Reproduce each line that includes the word "Power".

Chart and figure data:
★ ★ ★ ★ ★ ★ ★

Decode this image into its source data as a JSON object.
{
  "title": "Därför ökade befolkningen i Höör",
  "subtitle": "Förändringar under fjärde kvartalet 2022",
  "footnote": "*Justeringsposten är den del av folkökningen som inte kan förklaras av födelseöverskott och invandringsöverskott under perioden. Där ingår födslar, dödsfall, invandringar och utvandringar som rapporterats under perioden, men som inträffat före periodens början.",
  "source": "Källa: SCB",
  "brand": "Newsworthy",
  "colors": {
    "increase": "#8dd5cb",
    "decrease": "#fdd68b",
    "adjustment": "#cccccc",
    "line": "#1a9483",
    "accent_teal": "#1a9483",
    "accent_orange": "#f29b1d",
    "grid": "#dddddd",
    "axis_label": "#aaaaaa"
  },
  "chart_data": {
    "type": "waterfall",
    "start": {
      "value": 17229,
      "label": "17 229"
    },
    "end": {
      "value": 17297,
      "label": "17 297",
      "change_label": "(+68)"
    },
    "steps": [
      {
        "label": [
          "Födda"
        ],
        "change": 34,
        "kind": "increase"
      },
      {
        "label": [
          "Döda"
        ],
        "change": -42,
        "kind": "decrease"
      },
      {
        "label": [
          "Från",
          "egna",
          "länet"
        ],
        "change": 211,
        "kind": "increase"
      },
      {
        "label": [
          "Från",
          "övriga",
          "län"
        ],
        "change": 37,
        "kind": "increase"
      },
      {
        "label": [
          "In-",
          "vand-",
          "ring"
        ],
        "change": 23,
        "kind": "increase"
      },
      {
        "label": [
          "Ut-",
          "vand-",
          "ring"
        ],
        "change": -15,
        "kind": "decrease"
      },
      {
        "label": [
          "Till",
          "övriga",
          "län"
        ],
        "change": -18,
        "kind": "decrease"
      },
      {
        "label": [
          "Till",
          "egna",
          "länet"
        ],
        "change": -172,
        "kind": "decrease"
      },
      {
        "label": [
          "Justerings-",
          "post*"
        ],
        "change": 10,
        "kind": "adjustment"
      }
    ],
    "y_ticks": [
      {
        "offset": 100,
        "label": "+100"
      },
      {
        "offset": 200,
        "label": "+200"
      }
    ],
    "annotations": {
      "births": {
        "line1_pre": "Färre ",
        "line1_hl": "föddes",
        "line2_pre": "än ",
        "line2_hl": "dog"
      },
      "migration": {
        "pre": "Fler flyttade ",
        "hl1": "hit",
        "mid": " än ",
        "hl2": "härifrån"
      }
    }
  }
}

★ ★ ★ ★ ★ ★ ★

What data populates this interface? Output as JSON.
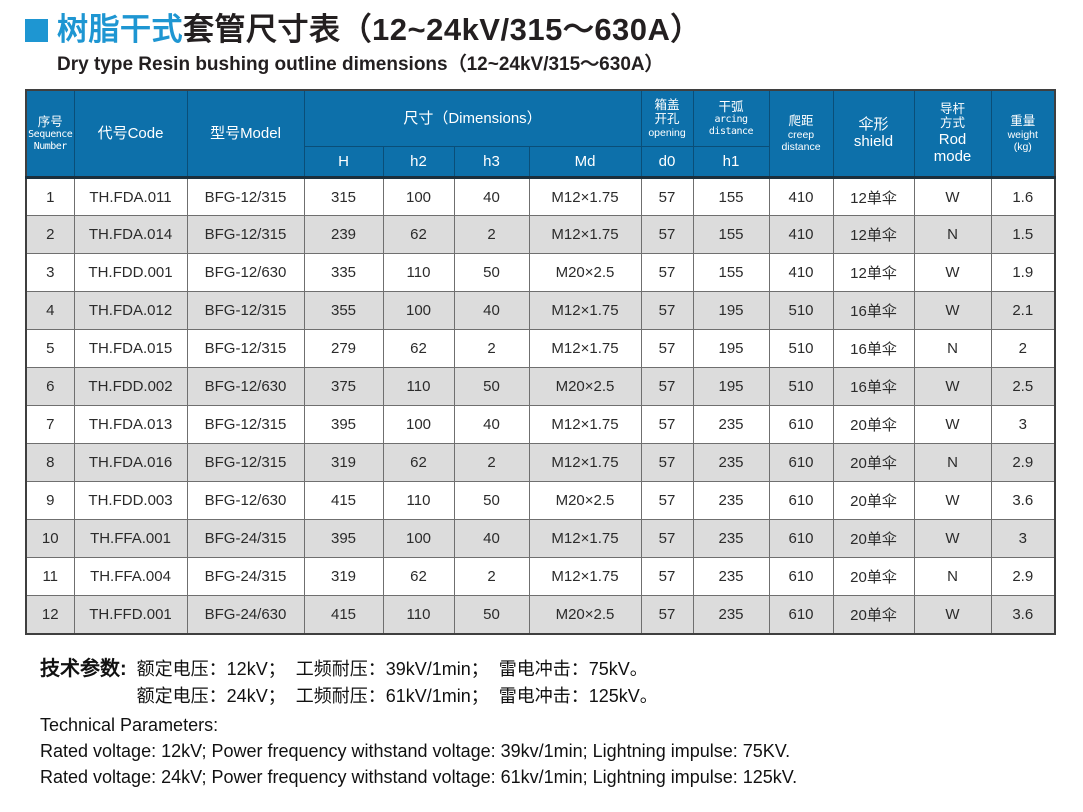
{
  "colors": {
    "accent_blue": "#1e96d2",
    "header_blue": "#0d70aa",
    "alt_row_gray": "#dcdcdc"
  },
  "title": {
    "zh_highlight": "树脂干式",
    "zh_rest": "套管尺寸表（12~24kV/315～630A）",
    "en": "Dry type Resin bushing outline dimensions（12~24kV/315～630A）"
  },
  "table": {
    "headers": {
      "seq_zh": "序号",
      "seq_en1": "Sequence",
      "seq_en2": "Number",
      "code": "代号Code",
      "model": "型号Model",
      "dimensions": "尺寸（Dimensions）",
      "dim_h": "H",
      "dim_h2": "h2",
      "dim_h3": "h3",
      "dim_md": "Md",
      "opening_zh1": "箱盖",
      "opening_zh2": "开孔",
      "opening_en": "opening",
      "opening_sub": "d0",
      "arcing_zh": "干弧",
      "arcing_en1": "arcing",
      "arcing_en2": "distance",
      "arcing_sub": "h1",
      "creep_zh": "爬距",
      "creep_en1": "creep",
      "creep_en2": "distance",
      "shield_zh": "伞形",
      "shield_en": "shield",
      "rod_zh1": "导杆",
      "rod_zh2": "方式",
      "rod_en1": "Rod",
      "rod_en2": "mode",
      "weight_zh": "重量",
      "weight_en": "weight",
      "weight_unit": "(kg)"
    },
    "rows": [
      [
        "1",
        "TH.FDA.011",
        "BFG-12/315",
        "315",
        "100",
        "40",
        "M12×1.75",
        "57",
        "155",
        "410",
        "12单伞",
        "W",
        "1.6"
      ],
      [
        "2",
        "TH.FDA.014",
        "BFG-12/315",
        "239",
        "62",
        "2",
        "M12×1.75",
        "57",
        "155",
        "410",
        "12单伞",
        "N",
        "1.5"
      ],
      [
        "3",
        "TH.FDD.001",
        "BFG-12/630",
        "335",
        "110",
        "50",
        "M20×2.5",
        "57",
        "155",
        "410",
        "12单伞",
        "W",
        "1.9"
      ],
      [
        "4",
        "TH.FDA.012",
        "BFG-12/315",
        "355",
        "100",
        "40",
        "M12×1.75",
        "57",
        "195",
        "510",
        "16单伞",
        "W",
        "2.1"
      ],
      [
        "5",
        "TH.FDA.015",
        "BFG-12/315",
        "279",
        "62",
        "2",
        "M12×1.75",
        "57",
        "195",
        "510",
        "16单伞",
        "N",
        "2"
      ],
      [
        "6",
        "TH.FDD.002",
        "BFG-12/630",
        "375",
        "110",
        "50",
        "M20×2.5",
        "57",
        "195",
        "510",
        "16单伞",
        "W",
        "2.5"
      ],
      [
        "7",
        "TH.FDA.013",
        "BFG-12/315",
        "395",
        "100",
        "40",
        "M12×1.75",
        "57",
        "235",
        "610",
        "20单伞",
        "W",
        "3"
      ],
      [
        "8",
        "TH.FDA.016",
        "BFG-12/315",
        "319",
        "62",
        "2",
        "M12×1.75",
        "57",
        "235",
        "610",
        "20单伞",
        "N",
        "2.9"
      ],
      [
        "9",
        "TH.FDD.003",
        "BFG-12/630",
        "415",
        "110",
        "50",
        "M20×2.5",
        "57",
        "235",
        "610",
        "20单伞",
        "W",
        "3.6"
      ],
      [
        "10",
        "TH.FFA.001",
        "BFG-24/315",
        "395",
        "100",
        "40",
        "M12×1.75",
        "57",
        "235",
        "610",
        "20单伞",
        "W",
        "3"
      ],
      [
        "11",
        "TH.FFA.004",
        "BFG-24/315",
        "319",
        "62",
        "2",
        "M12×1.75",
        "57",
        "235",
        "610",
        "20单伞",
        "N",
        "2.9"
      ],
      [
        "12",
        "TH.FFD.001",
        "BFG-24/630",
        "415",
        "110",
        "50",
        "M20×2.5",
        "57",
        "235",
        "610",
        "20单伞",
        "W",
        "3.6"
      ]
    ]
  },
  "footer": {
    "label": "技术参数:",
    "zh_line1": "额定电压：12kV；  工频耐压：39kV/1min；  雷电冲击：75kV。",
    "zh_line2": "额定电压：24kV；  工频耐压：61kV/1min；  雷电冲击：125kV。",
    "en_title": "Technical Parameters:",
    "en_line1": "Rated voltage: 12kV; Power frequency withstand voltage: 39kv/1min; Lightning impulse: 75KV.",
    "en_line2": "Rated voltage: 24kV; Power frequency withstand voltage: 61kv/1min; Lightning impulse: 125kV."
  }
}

★ ★ ★ ★ ★ ★ ★

(Exercise result)
    "en_line1": "Rated voltage: 12kV; Power frequency withstand voltage: 39kv/1min; Lightning impulse: 75KV.",
    "en_line2": "Rated voltage: 24kV; Power frequency withstand voltage: 61kv/1min; Lightning impulse: 125kV."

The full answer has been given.